══ DATA

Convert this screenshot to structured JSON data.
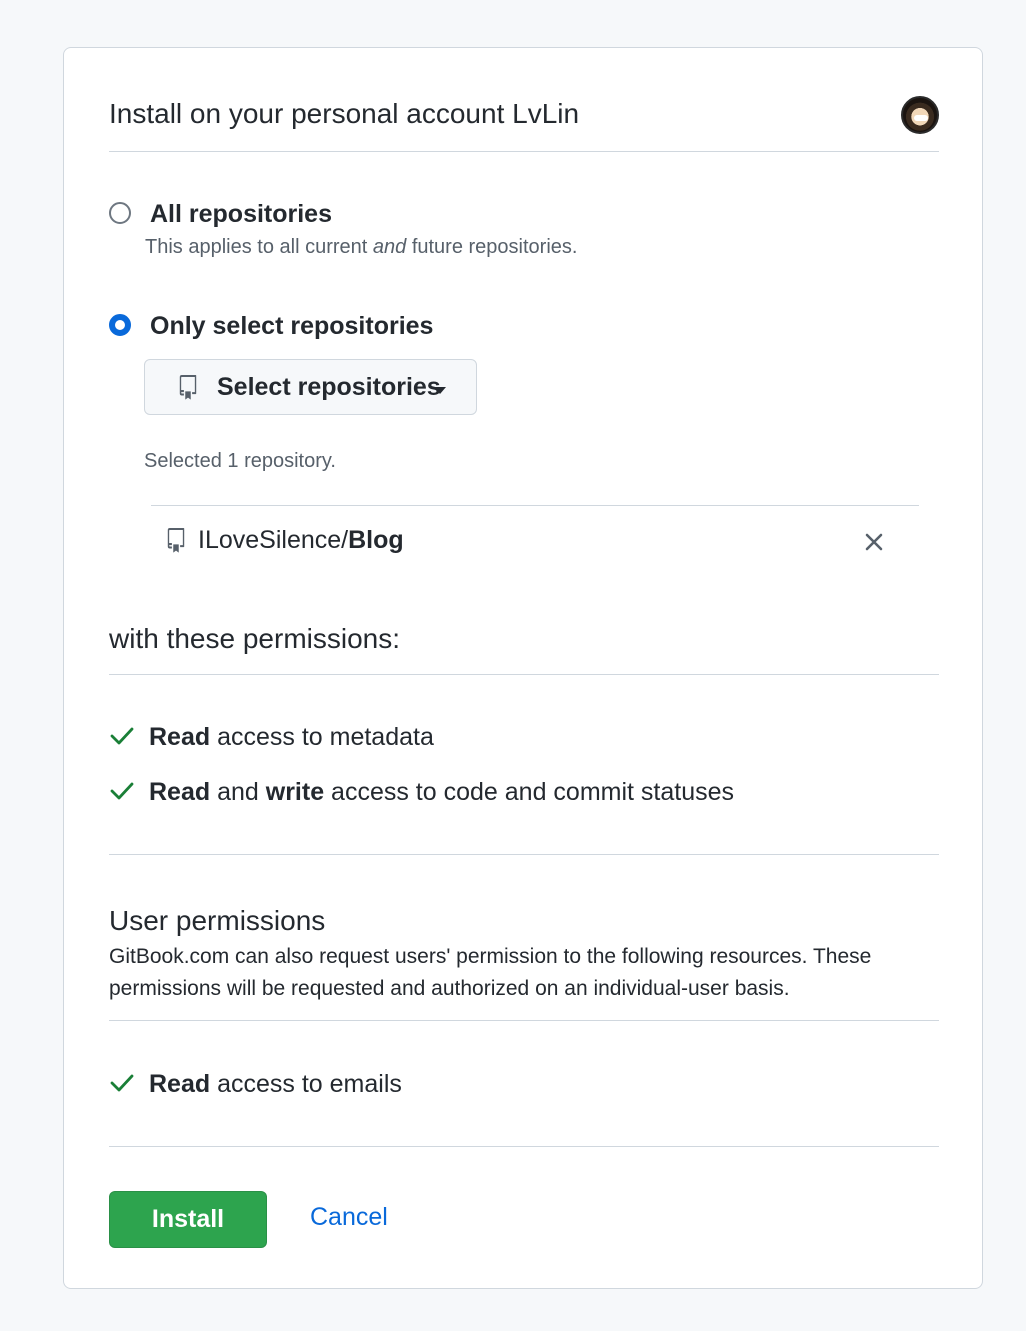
{
  "header": {
    "title": "Install on your personal account LvLin"
  },
  "repo_scope": {
    "all": {
      "label": "All repositories",
      "note_before": "This applies to all current ",
      "note_em": "and",
      "note_after": " future repositories.",
      "checked": false
    },
    "selected": {
      "label": "Only select repositories",
      "checked": true
    },
    "select_button_label": "Select repositories",
    "selected_count": "Selected 1 repository.",
    "repositories": [
      {
        "owner": "ILoveSilence/",
        "name": "Blog"
      }
    ]
  },
  "permissions": {
    "title": "with these permissions:",
    "items": [
      {
        "bold1": "Read",
        "mid": "",
        "bold2": "",
        "rest": " access to metadata"
      },
      {
        "bold1": "Read",
        "mid": " and ",
        "bold2": "write",
        "rest": " access to code and commit statuses"
      }
    ]
  },
  "user_permissions": {
    "title": "User permissions",
    "description": "GitBook.com can also request users' permission to the following resources. These permissions will be requested and authorized on an individual-user basis.",
    "items": [
      {
        "bold1": "Read",
        "rest": " access to emails"
      }
    ]
  },
  "actions": {
    "install_label": "Install",
    "cancel_label": "Cancel"
  },
  "colors": {
    "accent": "#0969da",
    "success": "#2da44e",
    "check": "#1a7f37",
    "border": "#d0d7de"
  },
  "icons": {
    "repo": "repo-icon",
    "remove": "x-icon",
    "check": "check-icon",
    "caret": "triangle-down-icon"
  }
}
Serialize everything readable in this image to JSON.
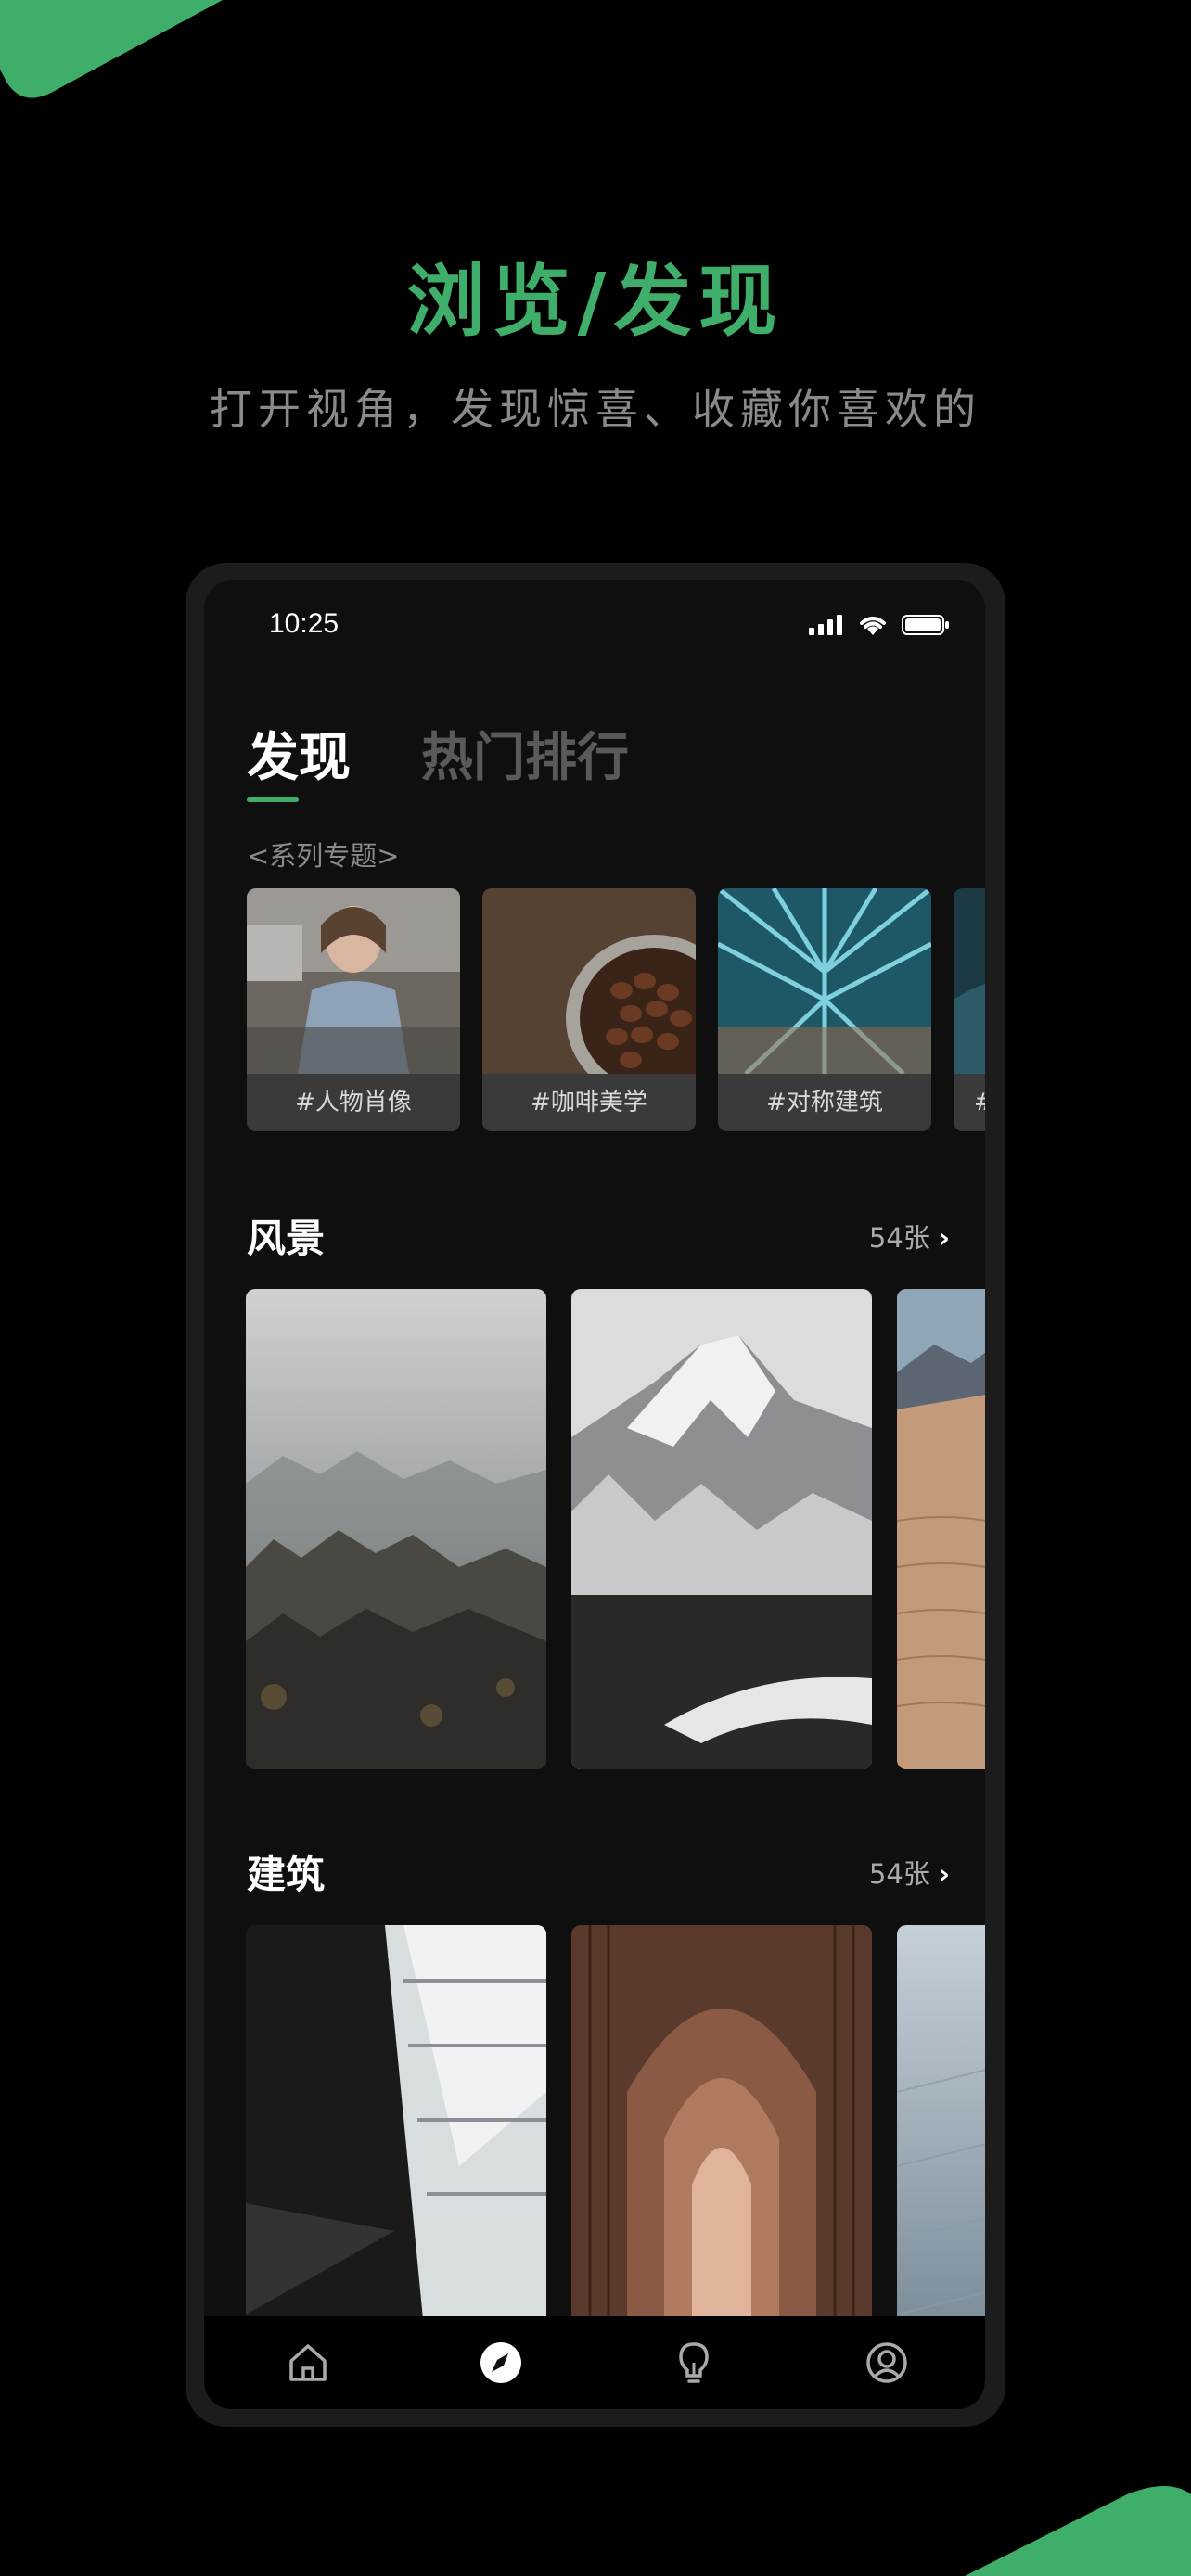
{
  "hero": {
    "title": "浏览/发现",
    "subtitle": "打开视角，发现惊喜、收藏你喜欢的"
  },
  "status_bar": {
    "time": "10:25"
  },
  "tabs": [
    {
      "label": "发现",
      "active": true
    },
    {
      "label": "热门排行",
      "active": false
    }
  ],
  "series": {
    "label": "<系列专题>",
    "items": [
      {
        "caption": "#人物肖像"
      },
      {
        "caption": "#咖啡美学"
      },
      {
        "caption": "#对称建筑"
      },
      {
        "caption": "#"
      }
    ]
  },
  "sections": [
    {
      "title": "风景",
      "count": "54张"
    },
    {
      "title": "建筑",
      "count": "54张"
    }
  ],
  "bottom_nav": [
    {
      "icon": "home-icon"
    },
    {
      "icon": "compass-icon",
      "active": true
    },
    {
      "icon": "lightbulb-icon"
    },
    {
      "icon": "profile-icon"
    }
  ],
  "colors": {
    "accent": "#3fae6a",
    "background": "#000000",
    "screen": "#0f0f0f"
  }
}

════

_WHAT IS EXPECTED:_
Your task is to copy the entries in full and exactly, without any images.

_ANSWER IN FULL:_
Convert this screenshot to structured JSON data.
{
  "header": {
    "title": "Install on your personal account LvLin"
  },
  "repo_scope": {
    "all": {
      "label": "All repositories",
      "note_before": "This applies to all current ",
      "note_em": "and",
      "note_after": " future repositories.",
      "checked": false
    },
    "selected": {
      "label": "Only select repositories",
      "checked": true
    },
    "select_button_label": "Select repositories",
    "selected_count": "Selected 1 repository.",
    "repositories": [
      {
        "owner": "ILoveSilence/",
        "name": "Blog"
      }
    ]
  },
  "permissions": {
    "title": "with these permissions:",
    "items": [
      {
        "bold1": "Read",
        "mid": "",
        "bold2": "",
        "rest": " access to metadata"
      },
      {
        "bold1": "Read",
        "mid": " and ",
        "bold2": "write",
        "rest": " access to code and commit statuses"
      }
    ]
  },
  "user_permissions": {
    "title": "User permissions",
    "description": "GitBook.com can also request users' permission to the following resources. These permissions will be requested and authorized on an individual-user basis.",
    "items": [
      {
        "bold1": "Read",
        "rest": " access to emails"
      }
    ]
  },
  "actions": {
    "install_label": "Install",
    "cancel_label": "Cancel"
  },
  "colors": {
    "accent": "#0969da",
    "success": "#2da44e",
    "check": "#1a7f37",
    "border": "#d0d7de"
  },
  "icons": {
    "repo": "repo-icon",
    "remove": "x-icon",
    "check": "check-icon",
    "caret": "triangle-down-icon"
  }
}
Serialize everything readable in this image to JSON.
{
  "hero": {
    "title": "浏览/发现",
    "subtitle": "打开视角，发现惊喜、收藏你喜欢的"
  },
  "status_bar": {
    "time": "10:25"
  },
  "tabs": [
    {
      "label": "发现",
      "active": true
    },
    {
      "label": "热门排行",
      "active": false
    }
  ],
  "series": {
    "label": "<系列专题>",
    "items": [
      {
        "caption": "#人物肖像"
      },
      {
        "caption": "#咖啡美学"
      },
      {
        "caption": "#对称建筑"
      },
      {
        "caption": "#"
      }
    ]
  },
  "sections": [
    {
      "title": "风景",
      "count": "54张"
    },
    {
      "title": "建筑",
      "count": "54张"
    }
  ],
  "bottom_nav": [
    {
      "icon": "home-icon"
    },
    {
      "icon": "compass-icon",
      "active": true
    },
    {
      "icon": "lightbulb-icon"
    },
    {
      "icon": "profile-icon"
    }
  ],
  "colors": {
    "accent": "#3fae6a",
    "background": "#000000",
    "screen": "#0f0f0f"
  }
}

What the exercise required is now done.